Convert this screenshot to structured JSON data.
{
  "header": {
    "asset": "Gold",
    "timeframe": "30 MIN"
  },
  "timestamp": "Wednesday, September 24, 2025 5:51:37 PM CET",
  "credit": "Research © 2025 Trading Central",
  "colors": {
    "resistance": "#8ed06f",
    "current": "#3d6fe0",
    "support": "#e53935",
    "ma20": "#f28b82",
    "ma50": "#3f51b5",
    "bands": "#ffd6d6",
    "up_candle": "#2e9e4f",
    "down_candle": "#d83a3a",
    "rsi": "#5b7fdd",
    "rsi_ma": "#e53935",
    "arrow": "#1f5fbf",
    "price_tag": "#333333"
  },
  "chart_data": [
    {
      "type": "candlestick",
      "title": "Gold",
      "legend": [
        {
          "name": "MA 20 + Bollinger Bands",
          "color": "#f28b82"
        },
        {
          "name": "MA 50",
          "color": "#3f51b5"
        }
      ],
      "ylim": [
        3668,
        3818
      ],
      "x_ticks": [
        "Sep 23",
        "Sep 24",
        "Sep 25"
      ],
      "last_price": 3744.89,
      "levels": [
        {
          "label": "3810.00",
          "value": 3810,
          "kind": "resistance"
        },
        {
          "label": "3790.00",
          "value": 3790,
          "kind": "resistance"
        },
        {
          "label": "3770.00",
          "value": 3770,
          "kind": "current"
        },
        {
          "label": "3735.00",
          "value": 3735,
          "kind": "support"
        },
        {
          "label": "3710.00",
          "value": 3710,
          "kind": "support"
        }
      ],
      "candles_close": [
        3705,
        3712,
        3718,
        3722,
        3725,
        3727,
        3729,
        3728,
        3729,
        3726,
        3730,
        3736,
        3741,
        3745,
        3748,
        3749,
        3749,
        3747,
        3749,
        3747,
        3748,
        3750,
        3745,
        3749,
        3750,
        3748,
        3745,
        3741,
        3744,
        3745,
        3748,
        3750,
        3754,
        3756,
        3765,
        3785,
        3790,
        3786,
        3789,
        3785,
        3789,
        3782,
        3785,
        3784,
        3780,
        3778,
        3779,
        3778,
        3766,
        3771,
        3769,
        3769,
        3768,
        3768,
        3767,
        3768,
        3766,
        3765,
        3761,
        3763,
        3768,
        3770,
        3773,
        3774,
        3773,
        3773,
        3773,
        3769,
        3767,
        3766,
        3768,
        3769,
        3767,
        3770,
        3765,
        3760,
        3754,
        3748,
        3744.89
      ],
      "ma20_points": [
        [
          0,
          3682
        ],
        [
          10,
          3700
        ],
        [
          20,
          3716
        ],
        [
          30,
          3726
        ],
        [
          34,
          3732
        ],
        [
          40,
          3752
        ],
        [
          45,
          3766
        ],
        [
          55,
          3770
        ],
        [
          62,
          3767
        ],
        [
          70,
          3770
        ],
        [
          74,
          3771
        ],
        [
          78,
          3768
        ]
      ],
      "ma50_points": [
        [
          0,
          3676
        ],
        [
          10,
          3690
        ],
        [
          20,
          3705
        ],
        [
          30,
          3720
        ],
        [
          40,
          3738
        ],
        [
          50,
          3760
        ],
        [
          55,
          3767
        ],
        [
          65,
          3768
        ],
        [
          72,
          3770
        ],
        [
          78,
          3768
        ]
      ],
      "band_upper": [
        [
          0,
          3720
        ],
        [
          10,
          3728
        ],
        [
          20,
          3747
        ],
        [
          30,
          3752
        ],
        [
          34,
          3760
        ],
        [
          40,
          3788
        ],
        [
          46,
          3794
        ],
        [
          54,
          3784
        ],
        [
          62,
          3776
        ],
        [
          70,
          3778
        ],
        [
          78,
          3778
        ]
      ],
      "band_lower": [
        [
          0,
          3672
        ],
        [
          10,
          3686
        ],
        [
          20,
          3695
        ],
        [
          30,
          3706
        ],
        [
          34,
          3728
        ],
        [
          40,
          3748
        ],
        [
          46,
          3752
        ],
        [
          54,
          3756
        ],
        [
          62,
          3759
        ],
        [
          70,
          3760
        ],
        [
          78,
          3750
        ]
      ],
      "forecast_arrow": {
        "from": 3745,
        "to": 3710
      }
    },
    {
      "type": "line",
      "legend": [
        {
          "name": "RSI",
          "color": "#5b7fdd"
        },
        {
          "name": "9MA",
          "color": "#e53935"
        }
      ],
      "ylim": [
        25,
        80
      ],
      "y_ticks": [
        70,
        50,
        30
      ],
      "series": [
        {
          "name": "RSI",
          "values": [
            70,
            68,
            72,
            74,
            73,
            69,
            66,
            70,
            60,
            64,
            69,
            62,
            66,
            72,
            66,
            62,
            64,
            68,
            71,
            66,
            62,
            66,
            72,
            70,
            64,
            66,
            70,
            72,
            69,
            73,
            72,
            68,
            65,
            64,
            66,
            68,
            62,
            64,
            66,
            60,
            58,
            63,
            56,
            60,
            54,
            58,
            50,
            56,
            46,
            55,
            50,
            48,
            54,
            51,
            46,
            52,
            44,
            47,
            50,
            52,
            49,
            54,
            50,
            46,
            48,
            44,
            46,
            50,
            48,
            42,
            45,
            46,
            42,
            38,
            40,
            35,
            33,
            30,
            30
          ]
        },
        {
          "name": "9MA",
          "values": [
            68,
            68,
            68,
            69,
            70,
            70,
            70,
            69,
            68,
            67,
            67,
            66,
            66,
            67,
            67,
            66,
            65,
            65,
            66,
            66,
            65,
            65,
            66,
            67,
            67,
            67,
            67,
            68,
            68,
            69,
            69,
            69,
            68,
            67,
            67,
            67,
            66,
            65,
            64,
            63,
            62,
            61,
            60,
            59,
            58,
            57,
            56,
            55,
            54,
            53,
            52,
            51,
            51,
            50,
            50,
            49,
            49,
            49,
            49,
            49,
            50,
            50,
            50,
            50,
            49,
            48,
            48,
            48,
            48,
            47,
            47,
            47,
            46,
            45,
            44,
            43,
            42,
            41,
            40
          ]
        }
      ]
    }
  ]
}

YOUR INSTRUCTIONS -
Spot every line that holds "label" and copy it.

FINISHED ANSWER -
          "label": "3810.00",
          "label": "3790.00",
          "label": "3770.00",
          "label": "3735.00",
          "label": "3710.00",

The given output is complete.